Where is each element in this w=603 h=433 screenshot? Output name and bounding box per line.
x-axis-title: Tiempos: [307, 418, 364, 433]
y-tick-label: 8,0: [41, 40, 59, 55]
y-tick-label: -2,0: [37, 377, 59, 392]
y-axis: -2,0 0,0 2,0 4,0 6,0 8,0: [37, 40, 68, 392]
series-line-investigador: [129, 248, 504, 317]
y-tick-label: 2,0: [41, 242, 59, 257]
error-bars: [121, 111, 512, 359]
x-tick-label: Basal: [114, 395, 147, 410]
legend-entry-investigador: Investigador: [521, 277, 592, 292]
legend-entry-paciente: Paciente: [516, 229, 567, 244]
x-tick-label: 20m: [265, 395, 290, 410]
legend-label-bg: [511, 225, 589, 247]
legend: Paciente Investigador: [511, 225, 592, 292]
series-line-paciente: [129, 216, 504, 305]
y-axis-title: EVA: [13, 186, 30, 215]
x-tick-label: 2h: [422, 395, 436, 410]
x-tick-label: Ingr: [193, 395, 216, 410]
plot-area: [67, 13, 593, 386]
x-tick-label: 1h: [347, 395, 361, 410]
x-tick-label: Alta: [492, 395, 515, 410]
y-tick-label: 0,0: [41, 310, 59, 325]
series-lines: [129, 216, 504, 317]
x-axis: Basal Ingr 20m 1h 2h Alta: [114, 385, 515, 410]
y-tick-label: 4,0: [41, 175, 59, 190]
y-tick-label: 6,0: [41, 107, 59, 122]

====

§ **REQUIRED WORK**:
Please retype all of the data above, line for line, with every character kept as it is.

§ **SOLUTION**:
Where is each element in this w=603 h=433 screenshot? Output name and bounding box per line.
x-axis-title: Tiempos: [307, 418, 364, 433]
y-tick-label: 8,0: [41, 40, 59, 55]
y-tick-label: -2,0: [37, 377, 59, 392]
y-axis: -2,0 0,0 2,0 4,0 6,0 8,0: [37, 40, 68, 392]
series-line-investigador: [129, 248, 504, 317]
y-tick-label: 2,0: [41, 242, 59, 257]
error-bars: [121, 111, 512, 359]
x-tick-label: Basal: [114, 395, 147, 410]
legend-entry-investigador: Investigador: [521, 277, 592, 292]
legend-entry-paciente: Paciente: [516, 229, 567, 244]
x-tick-label: 20m: [265, 395, 290, 410]
legend-label-bg: [511, 225, 589, 247]
legend: Paciente Investigador: [511, 225, 592, 292]
series-line-paciente: [129, 216, 504, 305]
y-axis-title: EVA: [13, 186, 30, 215]
x-tick-label: 2h: [422, 395, 436, 410]
x-tick-label: Ingr: [193, 395, 216, 410]
plot-area: [67, 13, 593, 386]
x-tick-label: 1h: [347, 395, 361, 410]
x-tick-label: Alta: [492, 395, 515, 410]
y-tick-label: 0,0: [41, 310, 59, 325]
series-lines: [129, 216, 504, 317]
x-axis: Basal Ingr 20m 1h 2h Alta: [114, 385, 515, 410]
y-tick-label: 4,0: [41, 175, 59, 190]
y-tick-label: 6,0: [41, 107, 59, 122]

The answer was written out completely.